#### [Instructions for the task]
Every record must be written out once more, with nothing added or omitted.
***** Material for this task
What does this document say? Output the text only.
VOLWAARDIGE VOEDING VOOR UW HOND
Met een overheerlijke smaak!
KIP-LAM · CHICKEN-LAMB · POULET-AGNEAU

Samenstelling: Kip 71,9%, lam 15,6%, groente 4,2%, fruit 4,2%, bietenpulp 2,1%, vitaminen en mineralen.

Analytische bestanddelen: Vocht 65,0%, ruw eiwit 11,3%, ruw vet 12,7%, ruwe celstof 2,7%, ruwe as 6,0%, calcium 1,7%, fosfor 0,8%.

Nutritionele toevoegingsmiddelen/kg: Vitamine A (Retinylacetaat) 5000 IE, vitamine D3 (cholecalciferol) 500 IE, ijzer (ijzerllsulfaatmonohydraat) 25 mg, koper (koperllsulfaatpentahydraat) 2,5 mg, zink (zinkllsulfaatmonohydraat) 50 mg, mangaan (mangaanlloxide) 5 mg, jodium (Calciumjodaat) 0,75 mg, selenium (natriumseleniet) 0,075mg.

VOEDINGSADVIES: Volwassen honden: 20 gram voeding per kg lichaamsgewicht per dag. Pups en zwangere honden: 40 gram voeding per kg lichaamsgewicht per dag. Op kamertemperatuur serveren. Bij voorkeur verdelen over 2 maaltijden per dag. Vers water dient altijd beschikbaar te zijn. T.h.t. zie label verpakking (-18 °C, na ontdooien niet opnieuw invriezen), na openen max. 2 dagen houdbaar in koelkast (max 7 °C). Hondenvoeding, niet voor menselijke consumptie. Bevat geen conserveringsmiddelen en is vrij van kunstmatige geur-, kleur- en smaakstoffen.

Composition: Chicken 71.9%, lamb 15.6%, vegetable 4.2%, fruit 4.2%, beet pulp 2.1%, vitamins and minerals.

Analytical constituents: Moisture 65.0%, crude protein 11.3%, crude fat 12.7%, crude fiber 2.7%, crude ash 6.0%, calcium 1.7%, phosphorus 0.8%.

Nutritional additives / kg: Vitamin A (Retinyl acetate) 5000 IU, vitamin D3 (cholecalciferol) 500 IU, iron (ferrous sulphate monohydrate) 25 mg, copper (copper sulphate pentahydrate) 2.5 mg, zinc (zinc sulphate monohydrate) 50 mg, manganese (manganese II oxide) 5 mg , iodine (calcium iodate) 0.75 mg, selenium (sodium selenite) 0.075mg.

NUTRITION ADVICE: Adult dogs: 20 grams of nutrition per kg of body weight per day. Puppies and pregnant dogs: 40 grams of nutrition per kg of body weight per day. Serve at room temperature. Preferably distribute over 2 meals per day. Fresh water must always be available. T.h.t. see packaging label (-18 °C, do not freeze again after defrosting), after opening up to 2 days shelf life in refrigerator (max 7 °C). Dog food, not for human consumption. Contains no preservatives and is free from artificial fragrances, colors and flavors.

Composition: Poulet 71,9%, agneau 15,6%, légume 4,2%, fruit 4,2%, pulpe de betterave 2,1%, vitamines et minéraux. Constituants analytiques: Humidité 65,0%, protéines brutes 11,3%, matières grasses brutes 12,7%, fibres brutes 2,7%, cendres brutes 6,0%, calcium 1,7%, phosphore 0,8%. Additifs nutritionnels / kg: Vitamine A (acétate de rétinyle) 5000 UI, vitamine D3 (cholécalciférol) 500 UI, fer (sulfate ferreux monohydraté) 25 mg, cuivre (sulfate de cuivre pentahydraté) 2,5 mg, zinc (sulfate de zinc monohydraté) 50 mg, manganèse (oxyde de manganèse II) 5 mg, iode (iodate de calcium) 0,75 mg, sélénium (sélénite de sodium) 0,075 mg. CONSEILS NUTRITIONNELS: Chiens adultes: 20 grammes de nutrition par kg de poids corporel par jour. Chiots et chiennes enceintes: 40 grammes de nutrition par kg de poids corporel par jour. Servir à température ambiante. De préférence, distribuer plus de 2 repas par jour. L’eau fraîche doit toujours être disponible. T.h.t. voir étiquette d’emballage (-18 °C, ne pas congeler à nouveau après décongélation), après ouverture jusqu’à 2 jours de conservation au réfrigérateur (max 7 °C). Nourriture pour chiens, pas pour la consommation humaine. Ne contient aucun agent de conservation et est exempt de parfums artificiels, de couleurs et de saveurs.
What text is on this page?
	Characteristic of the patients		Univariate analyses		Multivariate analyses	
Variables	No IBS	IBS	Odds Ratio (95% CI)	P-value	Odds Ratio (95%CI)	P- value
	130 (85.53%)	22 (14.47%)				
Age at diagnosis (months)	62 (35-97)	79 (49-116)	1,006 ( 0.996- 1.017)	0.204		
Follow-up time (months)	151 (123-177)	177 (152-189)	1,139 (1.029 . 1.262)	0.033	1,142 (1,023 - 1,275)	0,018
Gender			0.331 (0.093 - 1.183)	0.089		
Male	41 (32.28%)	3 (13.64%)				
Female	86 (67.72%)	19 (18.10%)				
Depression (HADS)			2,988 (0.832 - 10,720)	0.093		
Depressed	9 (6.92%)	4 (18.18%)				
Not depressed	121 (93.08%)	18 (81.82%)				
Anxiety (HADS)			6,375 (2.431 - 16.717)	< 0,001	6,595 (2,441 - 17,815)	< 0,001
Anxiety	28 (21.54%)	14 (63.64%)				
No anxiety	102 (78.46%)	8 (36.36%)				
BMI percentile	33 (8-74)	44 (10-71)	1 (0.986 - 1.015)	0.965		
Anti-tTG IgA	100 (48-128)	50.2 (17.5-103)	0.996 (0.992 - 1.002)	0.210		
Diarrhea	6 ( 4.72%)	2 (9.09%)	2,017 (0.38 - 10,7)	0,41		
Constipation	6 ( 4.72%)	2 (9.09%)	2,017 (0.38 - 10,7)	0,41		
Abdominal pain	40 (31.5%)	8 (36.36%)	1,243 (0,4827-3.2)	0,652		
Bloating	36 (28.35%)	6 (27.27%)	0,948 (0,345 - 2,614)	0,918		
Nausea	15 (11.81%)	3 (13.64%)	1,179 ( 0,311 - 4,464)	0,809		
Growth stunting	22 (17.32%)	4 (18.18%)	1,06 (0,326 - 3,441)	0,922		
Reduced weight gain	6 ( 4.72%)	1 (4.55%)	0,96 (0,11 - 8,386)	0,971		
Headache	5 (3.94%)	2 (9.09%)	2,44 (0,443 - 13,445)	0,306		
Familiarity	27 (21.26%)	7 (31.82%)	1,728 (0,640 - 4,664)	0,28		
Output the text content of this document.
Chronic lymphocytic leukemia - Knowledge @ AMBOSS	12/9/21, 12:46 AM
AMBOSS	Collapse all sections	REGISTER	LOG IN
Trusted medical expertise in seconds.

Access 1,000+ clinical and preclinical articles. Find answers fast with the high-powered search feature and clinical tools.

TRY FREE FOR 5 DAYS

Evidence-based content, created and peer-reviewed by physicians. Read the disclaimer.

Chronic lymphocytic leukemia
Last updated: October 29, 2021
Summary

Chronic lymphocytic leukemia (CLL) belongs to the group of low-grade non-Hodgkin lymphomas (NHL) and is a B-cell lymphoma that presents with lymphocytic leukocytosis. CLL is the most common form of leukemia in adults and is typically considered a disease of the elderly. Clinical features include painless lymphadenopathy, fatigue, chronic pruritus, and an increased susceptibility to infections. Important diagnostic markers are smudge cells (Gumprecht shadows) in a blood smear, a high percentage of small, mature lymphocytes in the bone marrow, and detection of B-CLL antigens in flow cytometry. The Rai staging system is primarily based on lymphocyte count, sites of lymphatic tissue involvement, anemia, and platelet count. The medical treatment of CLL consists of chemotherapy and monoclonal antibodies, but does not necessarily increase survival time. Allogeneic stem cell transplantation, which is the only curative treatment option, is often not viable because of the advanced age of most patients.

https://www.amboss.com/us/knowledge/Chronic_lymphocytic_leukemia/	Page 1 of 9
**********
#### [Result of the exercise]
What does this document say? Output the text only.
VOLWAARDIGE VOEDING VOOR UW HOND
Met een overheerlijke smaak!
KIP-LAM · CHICKEN-LAMB · POULET-AGNEAU

Samenstelling: Kip 71,9%, lam 15,6%, groente 4,2%, fruit 4,2%, bietenpulp 2,1%, vitaminen en mineralen.

Analytische bestanddelen: Vocht 65,0%, ruw eiwit 11,3%, ruw vet 12,7%, ruwe celstof 2,7%, ruwe as 6,0%, calcium 1,7%, fosfor 0,8%.

Nutritionele toevoegingsmiddelen/kg: Vitamine A (Retinylacetaat) 5000 IE, vitamine D3 (cholecalciferol) 500 IE, ijzer (ijzerllsulfaatmonohydraat) 25 mg, koper (koperllsulfaatpentahydraat) 2,5 mg, zink (zinkllsulfaatmonohydraat) 50 mg, mangaan (mangaanlloxide) 5 mg, jodium (Calciumjodaat) 0,75 mg, selenium (natriumseleniet) 0,075mg.

VOEDINGSADVIES: Volwassen honden: 20 gram voeding per kg lichaamsgewicht per dag. Pups en zwangere honden: 40 gram voeding per kg lichaamsgewicht per dag. Op kamertemperatuur serveren. Bij voorkeur verdelen over 2 maaltijden per dag. Vers water dient altijd beschikbaar te zijn. T.h.t. zie label verpakking (-18 °C, na ontdooien niet opnieuw invriezen), na openen max. 2 dagen houdbaar in koelkast (max 7 °C). Hondenvoeding, niet voor menselijke consumptie. Bevat geen conserveringsmiddelen en is vrij van kunstmatige geur-, kleur- en smaakstoffen.

Composition: Chicken 71.9%, lamb 15.6%, vegetable 4.2%, fruit 4.2%, beet pulp 2.1%, vitamins and minerals.

Analytical constituents: Moisture 65.0%, crude protein 11.3%, crude fat 12.7%, crude fiber 2.7%, crude ash 6.0%, calcium 1.7%, phosphorus 0.8%.

Nutritional additives / kg: Vitamin A (Retinyl acetate) 5000 IU, vitamin D3 (cholecalciferol) 500 IU, iron (ferrous sulphate monohydrate) 25 mg, copper (copper sulphate pentahydrate) 2.5 mg, zinc (zinc sulphate monohydrate) 50 mg, manganese (manganese II oxide) 5 mg , iodine (calcium iodate) 0.75 mg, selenium (sodium selenite) 0.075mg.

NUTRITION ADVICE: Adult dogs: 20 grams of nutrition per kg of body weight per day. Puppies and pregnant dogs: 40 grams of nutrition per kg of body weight per day. Serve at room temperature. Preferably distribute over 2 meals per day. Fresh water must always be available. T.h.t. see packaging label (-18 °C, do not freeze again after defrosting), after opening up to 2 days shelf life in refrigerator (max 7 °C). Dog food, not for human consumption. Contains no preservatives and is free from artificial fragrances, colors and flavors.

Composition: Poulet 71,9%, agneau 15,6%, légume 4,2%, fruit 4,2%, pulpe de betterave 2,1%, vitamines et minéraux. Constituants analytiques: Humidité 65,0%, protéines brutes 11,3%, matières grasses brutes 12,7%, fibres brutes 2,7%, cendres brutes 6,0%, calcium 1,7%, phosphore 0,8%. Additifs nutritionnels / kg: Vitamine A (acétate de rétinyle) 5000 UI, vitamine D3 (cholécalciférol) 500 UI, fer (sulfate ferreux monohydraté) 25 mg, cuivre (sulfate de cuivre pentahydraté) 2,5 mg, zinc (sulfate de zinc monohydraté) 50 mg, manganèse (oxyde de manganèse II) 5 mg, iode (iodate de calcium) 0,75 mg, sélénium (sélénite de sodium) 0,075 mg. CONSEILS NUTRITIONNELS: Chiens adultes: 20 grammes de nutrition par kg de poids corporel par jour. Chiots et chiennes enceintes: 40 grammes de nutrition par kg de poids corporel par jour. Servir à température ambiante. De préférence, distribuer plus de 2 repas par jour. L’eau fraîche doit toujours être disponible. T.h.t. voir étiquette d’emballage (-18 °C, ne pas congeler à nouveau après décongélation), après ouverture jusqu’à 2 jours de conservation au réfrigérateur (max 7 °C). Nourriture pour chiens, pas pour la consommation humaine. Ne contient aucun agent de conservation et est exempt de parfums artificiels, de couleurs et de saveurs.
What text is on this page?
	Characteristic of the patients		Univariate analyses		Multivariate analyses	
Variables	No IBS	IBS	Odds Ratio (95% CI)	P-value	Odds Ratio (95%CI)	P- value
	130 (85.53%)	22 (14.47%)				
Age at diagnosis (months)	62 (35-97)	79 (49-116)	1,006 ( 0.996- 1.017)	0.204		
Follow-up time (months)	151 (123-177)	177 (152-189)	1,139 (1.029 . 1.262)	0.033	1,142 (1,023 - 1,275)	0,018
Gender			0.331 (0.093 - 1.183)	0.089		
Male	41 (32.28%)	3 (13.64%)				
Female	86 (67.72%)	19 (18.10%)				
Depression (HADS)			2,988 (0.832 - 10,720)	0.093		
Depressed	9 (6.92%)	4 (18.18%)				
Not depressed	121 (93.08%)	18 (81.82%)				
Anxiety (HADS)			6,375 (2.431 - 16.717)	< 0,001	6,595 (2,441 - 17,815)	< 0,001
Anxiety	28 (21.54%)	14 (63.64%)				
No anxiety	102 (78.46%)	8 (36.36%)				
BMI percentile	33 (8-74)	44 (10-71)	1 (0.986 - 1.015)	0.965		
Anti-tTG IgA	100 (48-128)	50.2 (17.5-103)	0.996 (0.992 - 1.002)	0.210		
Diarrhea	6 ( 4.72%)	2 (9.09%)	2,017 (0.38 - 10,7)	0,41		
Constipation	6 ( 4.72%)	2 (9.09%)	2,017 (0.38 - 10,7)	0,41		
Abdominal pain	40 (31.5%)	8 (36.36%)	1,243 (0,4827-3.2)	0,652		
Bloating	36 (28.35%)	6 (27.27%)	0,948 (0,345 - 2,614)	0,918		
Nausea	15 (11.81%)	3 (13.64%)	1,179 ( 0,311 - 4,464)	0,809		
Growth stunting	22 (17.32%)	4 (18.18%)	1,06 (0,326 - 3,441)	0,922		
Reduced weight gain	6 ( 4.72%)	1 (4.55%)	0,96 (0,11 - 8,386)	0,971		
Headache	5 (3.94%)	2 (9.09%)	2,44 (0,443 - 13,445)	0,306		
Familiarity	27 (21.26%)	7 (31.82%)	1,728 (0,640 - 4,664)	0,28		
Output the text content of this document.
Chronic lymphocytic leukemia - Knowledge @ AMBOSS	12/9/21, 12:46 AM
AMBOSS	Collapse all sections	REGISTER	LOG IN
Trusted medical expertise in seconds.

Access 1,000+ clinical and preclinical articles. Find answers fast with the high-powered search feature and clinical tools.

TRY FREE FOR 5 DAYS

Evidence-based content, created and peer-reviewed by physicians. Read the disclaimer.

Chronic lymphocytic leukemia
Last updated: October 29, 2021
Summary

Chronic lymphocytic leukemia (CLL) belongs to the group of low-grade non-Hodgkin lymphomas (NHL) and is a B-cell lymphoma that presents with lymphocytic leukocytosis. CLL is the most common form of leukemia in adults and is typically considered a disease of the elderly. Clinical features include painless lymphadenopathy, fatigue, chronic pruritus, and an increased susceptibility to infections. Important diagnostic markers are smudge cells (Gumprecht shadows) in a blood smear, a high percentage of small, mature lymphocytes in the bone marrow, and detection of B-CLL antigens in flow cytometry. The Rai staging system is primarily based on lymphocyte count, sites of lymphatic tissue involvement, anemia, and platelet count. The medical treatment of CLL consists of chemotherapy and monoclonal antibodies, but does not necessarily increase survival time. Allogeneic stem cell transplantation, which is the only curative treatment option, is often not viable because of the advanced age of most patients.

https://www.amboss.com/us/knowledge/Chronic_lymphocytic_leukemia/	Page 1 of 9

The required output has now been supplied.